### Exercise requirements
Give only one thing: the number of lines that include the word "title".

Stored data
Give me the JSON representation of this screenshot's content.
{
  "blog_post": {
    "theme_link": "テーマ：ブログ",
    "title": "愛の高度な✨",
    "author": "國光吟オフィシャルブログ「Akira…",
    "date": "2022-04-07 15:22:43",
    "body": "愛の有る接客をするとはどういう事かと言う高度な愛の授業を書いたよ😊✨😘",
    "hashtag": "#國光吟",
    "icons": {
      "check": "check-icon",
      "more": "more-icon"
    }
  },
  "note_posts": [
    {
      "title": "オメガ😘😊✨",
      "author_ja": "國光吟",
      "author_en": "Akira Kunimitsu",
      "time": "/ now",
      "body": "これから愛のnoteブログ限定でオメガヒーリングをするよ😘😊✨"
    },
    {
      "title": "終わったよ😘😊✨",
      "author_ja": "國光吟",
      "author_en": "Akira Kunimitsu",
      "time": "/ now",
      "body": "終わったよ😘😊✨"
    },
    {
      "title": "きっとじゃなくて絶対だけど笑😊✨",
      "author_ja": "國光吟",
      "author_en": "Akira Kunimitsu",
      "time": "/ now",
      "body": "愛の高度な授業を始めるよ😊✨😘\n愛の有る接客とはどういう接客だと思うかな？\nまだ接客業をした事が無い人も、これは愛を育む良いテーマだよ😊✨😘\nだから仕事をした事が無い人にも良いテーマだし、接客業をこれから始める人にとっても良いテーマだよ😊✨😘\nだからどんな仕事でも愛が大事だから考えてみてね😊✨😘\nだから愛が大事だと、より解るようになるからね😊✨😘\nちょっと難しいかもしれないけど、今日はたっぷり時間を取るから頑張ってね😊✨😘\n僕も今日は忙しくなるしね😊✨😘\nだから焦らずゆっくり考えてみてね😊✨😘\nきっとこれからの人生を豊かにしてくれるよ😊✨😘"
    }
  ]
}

---

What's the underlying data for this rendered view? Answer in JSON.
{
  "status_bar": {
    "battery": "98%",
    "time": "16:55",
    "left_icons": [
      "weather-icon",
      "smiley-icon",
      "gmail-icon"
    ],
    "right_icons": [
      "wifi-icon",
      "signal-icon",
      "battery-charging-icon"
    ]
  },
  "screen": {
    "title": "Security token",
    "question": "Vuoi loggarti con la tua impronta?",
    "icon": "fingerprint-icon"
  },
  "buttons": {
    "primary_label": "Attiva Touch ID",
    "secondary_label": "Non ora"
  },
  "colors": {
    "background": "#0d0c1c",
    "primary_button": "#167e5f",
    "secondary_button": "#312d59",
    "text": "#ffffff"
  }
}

### Output of the task
5